- _The task_:
What follows is a block of records; reproduce all of it verbatim.
........
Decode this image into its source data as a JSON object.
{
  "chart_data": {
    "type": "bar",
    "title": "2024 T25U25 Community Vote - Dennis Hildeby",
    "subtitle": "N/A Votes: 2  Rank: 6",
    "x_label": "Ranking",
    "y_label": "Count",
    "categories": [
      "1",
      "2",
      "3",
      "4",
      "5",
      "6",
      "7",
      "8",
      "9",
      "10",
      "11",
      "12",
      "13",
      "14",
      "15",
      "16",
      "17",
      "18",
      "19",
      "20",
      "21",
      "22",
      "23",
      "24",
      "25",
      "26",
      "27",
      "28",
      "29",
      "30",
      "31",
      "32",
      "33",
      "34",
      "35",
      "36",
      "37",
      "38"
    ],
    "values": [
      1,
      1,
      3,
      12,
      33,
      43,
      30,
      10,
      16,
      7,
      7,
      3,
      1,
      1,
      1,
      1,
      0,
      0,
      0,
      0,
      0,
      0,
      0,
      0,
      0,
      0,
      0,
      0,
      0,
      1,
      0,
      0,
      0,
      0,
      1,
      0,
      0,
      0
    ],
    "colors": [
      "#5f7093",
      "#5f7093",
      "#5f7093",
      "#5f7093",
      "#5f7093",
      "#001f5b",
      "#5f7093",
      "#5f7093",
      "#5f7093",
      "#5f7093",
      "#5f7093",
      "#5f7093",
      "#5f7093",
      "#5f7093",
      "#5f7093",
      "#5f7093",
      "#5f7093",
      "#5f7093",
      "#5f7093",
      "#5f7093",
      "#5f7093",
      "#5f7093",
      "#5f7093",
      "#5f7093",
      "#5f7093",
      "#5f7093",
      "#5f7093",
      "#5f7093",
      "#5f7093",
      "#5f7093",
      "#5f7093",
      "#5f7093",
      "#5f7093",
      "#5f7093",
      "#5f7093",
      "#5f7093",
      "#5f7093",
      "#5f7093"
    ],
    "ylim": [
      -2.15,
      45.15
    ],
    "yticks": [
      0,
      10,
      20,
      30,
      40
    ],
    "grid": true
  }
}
........
- _Task answer_:
Decode this image into its source data as a JSON object.
{
  "chart_data": {
    "type": "bar",
    "title": "2024 T25U25 Community Vote - Dennis Hildeby",
    "subtitle": "N/A Votes: 2  Rank: 6",
    "x_label": "Ranking",
    "y_label": "Count",
    "categories": [
      "1",
      "2",
      "3",
      "4",
      "5",
      "6",
      "7",
      "8",
      "9",
      "10",
      "11",
      "12",
      "13",
      "14",
      "15",
      "16",
      "17",
      "18",
      "19",
      "20",
      "21",
      "22",
      "23",
      "24",
      "25",
      "26",
      "27",
      "28",
      "29",
      "30",
      "31",
      "32",
      "33",
      "34",
      "35",
      "36",
      "37",
      "38"
    ],
    "values": [
      1,
      1,
      3,
      12,
      33,
      43,
      30,
      10,
      16,
      7,
      7,
      3,
      1,
      1,
      1,
      1,
      0,
      0,
      0,
      0,
      0,
      0,
      0,
      0,
      0,
      0,
      0,
      0,
      0,
      1,
      0,
      0,
      0,
      0,
      1,
      0,
      0,
      0
    ],
    "colors": [
      "#5f7093",
      "#5f7093",
      "#5f7093",
      "#5f7093",
      "#5f7093",
      "#001f5b",
      "#5f7093",
      "#5f7093",
      "#5f7093",
      "#5f7093",
      "#5f7093",
      "#5f7093",
      "#5f7093",
      "#5f7093",
      "#5f7093",
      "#5f7093",
      "#5f7093",
      "#5f7093",
      "#5f7093",
      "#5f7093",
      "#5f7093",
      "#5f7093",
      "#5f7093",
      "#5f7093",
      "#5f7093",
      "#5f7093",
      "#5f7093",
      "#5f7093",
      "#5f7093",
      "#5f7093",
      "#5f7093",
      "#5f7093",
      "#5f7093",
      "#5f7093",
      "#5f7093",
      "#5f7093",
      "#5f7093",
      "#5f7093"
    ],
    "ylim": [
      -2.15,
      45.15
    ],
    "yticks": [
      0,
      10,
      20,
      30,
      40
    ],
    "grid": true
  }
}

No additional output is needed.